§ **Page text**:
"""

Grassley, for example, along with Finance Committee chairman Max Baucus (D-Mont.), is author of the Reversing the Expatriation of Profits Offshore (REPO) Act, introduced in April, which would tax inverted U.S. companies as if they were still incorporated in the States. Between March and May, five similar bills were introduced in Congress, with such names as the Corporate Patriot Enforcement Act and the Uncle Sam Wants You Act (which would impose a moratorium on expatriations dating retroactively to September 11).
While none of these bills constitute a major tax overhaul, whatever is passed will affect more than those businesses that have inverted. "It is clear there will be a bright red line drawn against using inversion to reduce U.S. tax on U.S. income," says Jones. That is likely to have an impact on all companies with foreign parents. It could also have a chilling effect on future cross-border mergers or acquisitions of U.S. companies. Combinations such as DaimlerChrysler do not carry the same upfront tax penalties as inversion, and their potential to reduce U.S. tax revenues appears to worry the U.S. Treasury more than inversions.
Could any new legislation force inverted companies to repatriate? Experts doubt it, but they point out that the legislation and the recent publicity may deter others. "The political heat is not to be underestimated," says Jones. "[Inversion] is a very hot potato right now. That is probably the biggest disadvantage--the perception that it is unpatriotic."
As for the larger international tax issues, Congress is between a rock and a hard place. To mollify the EU, it must repeal ETI--without trying to squeeze yet another version past the WTO. That's bound to anger U.S. firms. But if Congress does nothing, the EU will likely start levying punitive duties against U.S. exports. And the EU is not likely to wait around for years of congressional fighting over a complete overhaul of the U.S. taxation system. No wonder Congress is so angry at the companies that caused all this fuss.
Tim Reason (email@example.com) is a staff writer at CFO.

"""

§ **Source information**:
"""

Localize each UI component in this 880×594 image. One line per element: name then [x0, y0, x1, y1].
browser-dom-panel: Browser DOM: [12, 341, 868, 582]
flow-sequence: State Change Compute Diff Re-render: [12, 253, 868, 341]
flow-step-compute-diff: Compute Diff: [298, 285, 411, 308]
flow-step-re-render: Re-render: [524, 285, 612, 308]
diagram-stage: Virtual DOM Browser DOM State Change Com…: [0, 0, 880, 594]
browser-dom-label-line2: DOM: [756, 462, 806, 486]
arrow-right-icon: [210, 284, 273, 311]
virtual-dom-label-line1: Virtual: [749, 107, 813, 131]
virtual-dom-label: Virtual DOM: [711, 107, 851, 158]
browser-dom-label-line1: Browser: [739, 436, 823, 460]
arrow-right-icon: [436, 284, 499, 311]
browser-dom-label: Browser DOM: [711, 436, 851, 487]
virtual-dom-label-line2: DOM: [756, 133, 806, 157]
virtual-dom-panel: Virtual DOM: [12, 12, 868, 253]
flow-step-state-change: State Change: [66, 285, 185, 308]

"""

§ **Task**: According to the text on corporate inversions, how would the REPO Act tax inverted U.S. companies? The rows come from a different source than the text.

§ **Solution**: It would tax them as if they were still incorporated in the States.